Dataset records
--- Begin ---
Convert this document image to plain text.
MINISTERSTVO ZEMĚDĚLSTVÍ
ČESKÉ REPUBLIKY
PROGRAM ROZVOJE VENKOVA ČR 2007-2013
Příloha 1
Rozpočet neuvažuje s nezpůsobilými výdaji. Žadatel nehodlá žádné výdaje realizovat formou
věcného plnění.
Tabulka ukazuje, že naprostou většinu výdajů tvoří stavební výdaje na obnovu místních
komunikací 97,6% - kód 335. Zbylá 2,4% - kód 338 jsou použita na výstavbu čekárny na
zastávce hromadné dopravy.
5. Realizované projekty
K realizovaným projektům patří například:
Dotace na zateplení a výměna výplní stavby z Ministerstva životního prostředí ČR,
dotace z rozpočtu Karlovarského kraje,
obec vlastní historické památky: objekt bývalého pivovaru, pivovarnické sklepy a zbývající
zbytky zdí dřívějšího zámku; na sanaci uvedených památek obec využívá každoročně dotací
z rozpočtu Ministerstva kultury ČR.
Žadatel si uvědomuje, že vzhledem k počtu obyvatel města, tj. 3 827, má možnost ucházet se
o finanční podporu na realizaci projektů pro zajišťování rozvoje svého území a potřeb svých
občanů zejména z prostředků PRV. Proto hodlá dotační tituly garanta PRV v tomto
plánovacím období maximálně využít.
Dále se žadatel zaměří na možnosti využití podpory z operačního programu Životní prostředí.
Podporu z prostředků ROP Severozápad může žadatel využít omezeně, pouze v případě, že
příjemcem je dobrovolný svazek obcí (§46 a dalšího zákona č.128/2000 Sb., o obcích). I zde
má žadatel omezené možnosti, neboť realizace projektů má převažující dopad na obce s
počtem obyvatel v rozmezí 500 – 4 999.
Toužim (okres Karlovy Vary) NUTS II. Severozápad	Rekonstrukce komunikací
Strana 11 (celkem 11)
--- End ---
Pick each line holding the word "výdaje" out of the listing.

Rozpočet neuvažuje s nezpůsobilými výdaji. Žadatel nehodlá žádné výdaje realizovat formou
Tabulka ukazuje, že naprostou většinu výdajů tvoří stavební výdaje na obnovu místních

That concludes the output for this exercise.